(Records excerpted from a collection)
- - -
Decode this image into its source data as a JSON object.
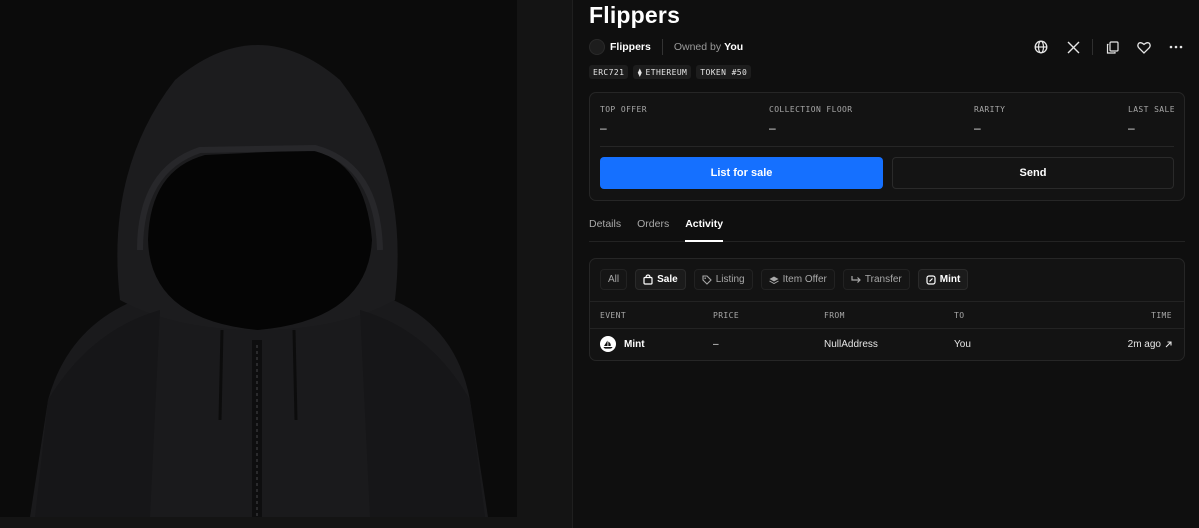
{
  "nft": {
    "title": "Flippers",
    "collection_name": "Flippers",
    "owned_by_label": "Owned by",
    "owner": "You",
    "chips": [
      "ERC721",
      "ETHEREUM",
      "TOKEN #50"
    ]
  },
  "header_actions": [
    "globe-icon",
    "x-icon",
    "copy-icon",
    "heart-icon",
    "more-icon"
  ],
  "stats": [
    {
      "label": "TOP OFFER",
      "value": "–"
    },
    {
      "label": "COLLECTION FLOOR",
      "value": "–"
    },
    {
      "label": "RARITY",
      "value": "–"
    },
    {
      "label": "LAST SALE",
      "value": "–"
    }
  ],
  "actions": {
    "list_label": "List for sale",
    "send_label": "Send"
  },
  "tabs": [
    {
      "label": "Details",
      "active": false
    },
    {
      "label": "Orders",
      "active": false
    },
    {
      "label": "Activity",
      "active": true
    }
  ],
  "activity": {
    "filters": [
      {
        "label": "All",
        "icon": "",
        "active": false
      },
      {
        "label": "Sale",
        "icon": "bag-icon",
        "active": true
      },
      {
        "label": "Listing",
        "icon": "tag-icon",
        "active": false
      },
      {
        "label": "Item Offer",
        "icon": "offer-icon",
        "active": false
      },
      {
        "label": "Transfer",
        "icon": "transfer-icon",
        "active": false
      },
      {
        "label": "Mint",
        "icon": "mint-icon",
        "active": true
      }
    ],
    "columns": [
      "EVENT",
      "PRICE",
      "FROM",
      "TO",
      "TIME"
    ],
    "rows": [
      {
        "event": "Mint",
        "price": "–",
        "from": "NullAddress",
        "to": "You",
        "time": "2m ago"
      }
    ]
  },
  "colors": {
    "accent": "#1570ff",
    "background": "#0f0f0f",
    "card": "#131313",
    "muted": "#a8a8a8"
  }
}
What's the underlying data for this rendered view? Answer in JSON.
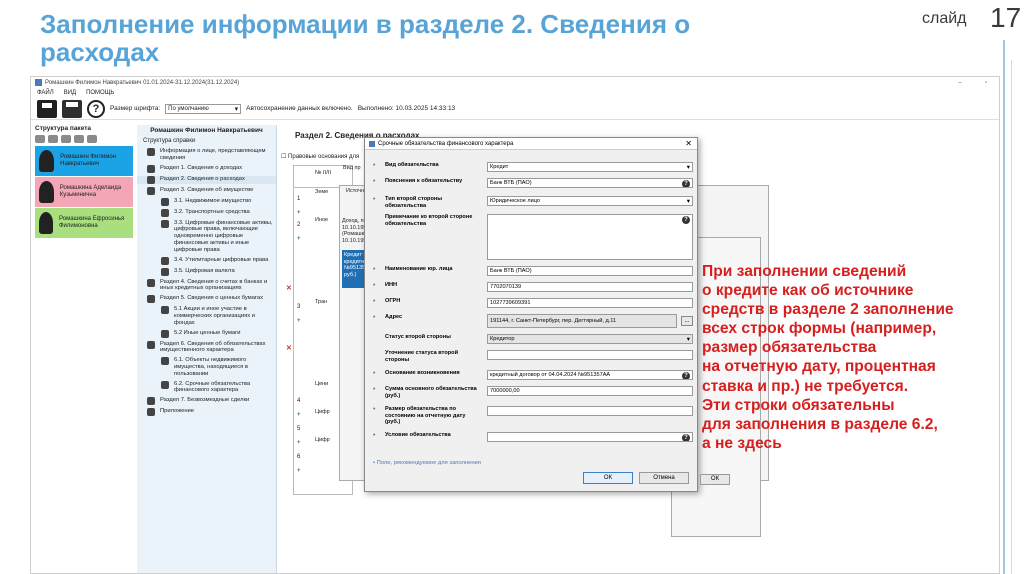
- - -
__Exercise directions__
Write the material out again exactly as it appears, dropping the pictures.

__Written answer__
Decode this image into its source data as a JSON object.
{
  "nft": {
    "title": "Flippers",
    "collection_name": "Flippers",
    "owned_by_label": "Owned by",
    "owner": "You",
    "chips": [
      "ERC721",
      "ETHEREUM",
      "TOKEN #50"
    ]
  },
  "header_actions": [
    "globe-icon",
    "x-icon",
    "copy-icon",
    "heart-icon",
    "more-icon"
  ],
  "stats": [
    {
      "label": "TOP OFFER",
      "value": "–"
    },
    {
      "label": "COLLECTION FLOOR",
      "value": "–"
    },
    {
      "label": "RARITY",
      "value": "–"
    },
    {
      "label": "LAST SALE",
      "value": "–"
    }
  ],
  "actions": {
    "list_label": "List for sale",
    "send_label": "Send"
  },
  "tabs": [
    {
      "label": "Details",
      "active": false
    },
    {
      "label": "Orders",
      "active": false
    },
    {
      "label": "Activity",
      "active": true
    }
  ],
  "activity": {
    "filters": [
      {
        "label": "All",
        "icon": "",
        "active": false
      },
      {
        "label": "Sale",
        "icon": "bag-icon",
        "active": true
      },
      {
        "label": "Listing",
        "icon": "tag-icon",
        "active": false
      },
      {
        "label": "Item Offer",
        "icon": "offer-icon",
        "active": false
      },
      {
        "label": "Transfer",
        "icon": "transfer-icon",
        "active": false
      },
      {
        "label": "Mint",
        "icon": "mint-icon",
        "active": true
      }
    ],
    "columns": [
      "EVENT",
      "PRICE",
      "FROM",
      "TO",
      "TIME"
    ],
    "rows": [
      {
        "event": "Mint",
        "price": "–",
        "from": "NullAddress",
        "to": "You",
        "time": "2m ago"
      }
    ]
  },
  "colors": {
    "accent": "#1570ff",
    "background": "#0f0f0f",
    "card": "#131313",
    "muted": "#a8a8a8"
  }
}
What's the underlying data for this rendered view? Answer in JSON.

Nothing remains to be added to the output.